* **Input**
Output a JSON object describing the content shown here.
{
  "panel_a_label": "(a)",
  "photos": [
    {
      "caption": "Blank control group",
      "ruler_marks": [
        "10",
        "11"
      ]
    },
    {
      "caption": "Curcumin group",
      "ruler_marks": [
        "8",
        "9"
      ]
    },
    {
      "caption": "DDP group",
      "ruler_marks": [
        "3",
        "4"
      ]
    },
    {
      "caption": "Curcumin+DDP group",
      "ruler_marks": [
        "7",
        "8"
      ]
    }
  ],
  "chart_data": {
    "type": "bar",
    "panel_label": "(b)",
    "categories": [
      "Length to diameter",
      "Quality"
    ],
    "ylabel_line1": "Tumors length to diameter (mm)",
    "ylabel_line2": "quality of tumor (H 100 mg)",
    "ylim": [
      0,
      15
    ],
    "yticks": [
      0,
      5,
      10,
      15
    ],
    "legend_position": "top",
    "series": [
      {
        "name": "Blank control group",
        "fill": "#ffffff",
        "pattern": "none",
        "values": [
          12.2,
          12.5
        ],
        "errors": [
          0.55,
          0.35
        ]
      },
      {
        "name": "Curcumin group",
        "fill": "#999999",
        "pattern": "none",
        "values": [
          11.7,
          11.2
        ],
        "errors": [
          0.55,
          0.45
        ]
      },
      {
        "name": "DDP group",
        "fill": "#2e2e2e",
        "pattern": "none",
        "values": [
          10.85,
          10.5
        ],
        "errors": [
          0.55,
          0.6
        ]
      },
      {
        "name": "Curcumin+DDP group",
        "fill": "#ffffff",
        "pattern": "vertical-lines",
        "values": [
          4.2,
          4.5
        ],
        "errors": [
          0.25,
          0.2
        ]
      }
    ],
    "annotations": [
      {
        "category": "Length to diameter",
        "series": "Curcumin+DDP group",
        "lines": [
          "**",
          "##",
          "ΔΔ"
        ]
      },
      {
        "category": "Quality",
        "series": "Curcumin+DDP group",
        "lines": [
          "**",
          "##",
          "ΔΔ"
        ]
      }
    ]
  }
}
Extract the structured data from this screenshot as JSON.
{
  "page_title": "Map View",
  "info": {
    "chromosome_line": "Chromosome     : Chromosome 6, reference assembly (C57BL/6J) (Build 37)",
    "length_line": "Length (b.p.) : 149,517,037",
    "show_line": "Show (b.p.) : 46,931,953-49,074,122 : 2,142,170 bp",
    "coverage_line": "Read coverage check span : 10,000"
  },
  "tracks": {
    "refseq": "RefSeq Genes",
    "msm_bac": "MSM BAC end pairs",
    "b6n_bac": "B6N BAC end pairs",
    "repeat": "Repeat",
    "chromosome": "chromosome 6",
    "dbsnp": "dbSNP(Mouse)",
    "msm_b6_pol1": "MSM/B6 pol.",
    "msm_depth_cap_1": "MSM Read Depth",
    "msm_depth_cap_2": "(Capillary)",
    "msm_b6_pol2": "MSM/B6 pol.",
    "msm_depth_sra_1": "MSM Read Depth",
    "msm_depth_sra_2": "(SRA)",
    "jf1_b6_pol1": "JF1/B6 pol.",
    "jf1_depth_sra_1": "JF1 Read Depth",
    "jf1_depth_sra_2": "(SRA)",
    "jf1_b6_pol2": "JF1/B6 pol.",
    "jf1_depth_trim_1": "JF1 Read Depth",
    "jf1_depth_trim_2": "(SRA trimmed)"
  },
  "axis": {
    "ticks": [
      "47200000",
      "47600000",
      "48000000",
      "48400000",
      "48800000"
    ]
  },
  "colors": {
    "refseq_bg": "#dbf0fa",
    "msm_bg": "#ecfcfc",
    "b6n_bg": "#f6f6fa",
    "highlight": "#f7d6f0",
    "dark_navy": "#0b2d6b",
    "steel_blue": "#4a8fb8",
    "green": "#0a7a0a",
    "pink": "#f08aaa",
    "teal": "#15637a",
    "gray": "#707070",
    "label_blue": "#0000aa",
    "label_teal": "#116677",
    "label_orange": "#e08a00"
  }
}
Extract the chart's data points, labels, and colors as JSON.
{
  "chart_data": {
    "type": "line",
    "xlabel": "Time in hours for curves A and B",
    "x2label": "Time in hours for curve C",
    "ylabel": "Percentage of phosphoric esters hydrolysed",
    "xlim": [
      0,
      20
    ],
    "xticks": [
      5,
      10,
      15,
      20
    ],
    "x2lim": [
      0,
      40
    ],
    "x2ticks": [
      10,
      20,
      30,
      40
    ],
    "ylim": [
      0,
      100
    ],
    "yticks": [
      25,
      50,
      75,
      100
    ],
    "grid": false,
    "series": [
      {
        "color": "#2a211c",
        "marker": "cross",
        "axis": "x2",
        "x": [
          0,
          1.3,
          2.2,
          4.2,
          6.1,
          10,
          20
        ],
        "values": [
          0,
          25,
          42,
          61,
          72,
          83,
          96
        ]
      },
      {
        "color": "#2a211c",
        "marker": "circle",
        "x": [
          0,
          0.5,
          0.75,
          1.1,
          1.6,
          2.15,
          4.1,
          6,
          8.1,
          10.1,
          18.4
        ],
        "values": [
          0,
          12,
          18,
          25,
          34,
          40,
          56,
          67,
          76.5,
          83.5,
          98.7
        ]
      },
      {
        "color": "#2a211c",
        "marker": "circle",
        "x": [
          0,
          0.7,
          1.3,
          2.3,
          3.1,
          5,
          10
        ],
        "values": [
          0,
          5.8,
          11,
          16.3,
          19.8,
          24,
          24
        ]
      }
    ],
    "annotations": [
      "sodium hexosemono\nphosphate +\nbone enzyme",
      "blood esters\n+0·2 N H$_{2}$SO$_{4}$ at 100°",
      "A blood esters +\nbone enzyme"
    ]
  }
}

* **Task goal**
Copy all lines of the records that have the string "Extract" in them.

* **The answer**
Extract the structured data from this screenshot as JSON.
Extract the chart's data points, labels, and colors as JSON.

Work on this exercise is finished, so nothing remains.